= SET PROBLEM =
For each line in the data below that holds "team", return a copy.

= INFORMATION PROVIDED =
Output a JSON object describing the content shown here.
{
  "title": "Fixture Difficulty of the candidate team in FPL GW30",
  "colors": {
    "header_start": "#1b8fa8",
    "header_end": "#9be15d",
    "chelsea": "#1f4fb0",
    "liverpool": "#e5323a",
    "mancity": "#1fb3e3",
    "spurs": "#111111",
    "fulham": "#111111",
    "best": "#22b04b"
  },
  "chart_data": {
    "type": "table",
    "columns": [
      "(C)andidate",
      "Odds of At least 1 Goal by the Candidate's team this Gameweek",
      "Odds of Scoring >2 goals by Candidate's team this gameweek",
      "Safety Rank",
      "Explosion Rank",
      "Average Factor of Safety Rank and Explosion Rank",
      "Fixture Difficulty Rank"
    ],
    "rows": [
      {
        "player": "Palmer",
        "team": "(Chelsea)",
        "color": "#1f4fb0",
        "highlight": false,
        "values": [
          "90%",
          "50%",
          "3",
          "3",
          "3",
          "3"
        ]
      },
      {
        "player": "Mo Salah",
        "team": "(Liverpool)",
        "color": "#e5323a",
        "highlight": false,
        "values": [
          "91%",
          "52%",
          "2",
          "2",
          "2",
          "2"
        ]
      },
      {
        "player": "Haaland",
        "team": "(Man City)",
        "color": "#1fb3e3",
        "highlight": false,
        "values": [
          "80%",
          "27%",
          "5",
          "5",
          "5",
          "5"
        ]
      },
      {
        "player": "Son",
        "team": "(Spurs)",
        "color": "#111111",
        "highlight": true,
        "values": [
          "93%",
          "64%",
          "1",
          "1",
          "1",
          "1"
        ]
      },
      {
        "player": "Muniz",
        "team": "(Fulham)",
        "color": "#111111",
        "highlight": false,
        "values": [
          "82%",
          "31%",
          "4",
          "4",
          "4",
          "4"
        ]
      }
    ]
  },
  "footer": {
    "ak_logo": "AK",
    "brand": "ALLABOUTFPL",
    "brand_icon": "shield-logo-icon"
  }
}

= WORKED SOLUTION =
  "title": "Fixture Difficulty of the candidate team in FPL GW30",
      "Odds of At least 1 Goal by the Candidate's team this Gameweek",
      "Odds of Scoring >2 goals by Candidate's team this gameweek",
        "team": "(Chelsea)",
        "team": "(Liverpool)",
        "team": "(Man City)",
        "team": "(Spurs)",
        "team": "(Fulham)",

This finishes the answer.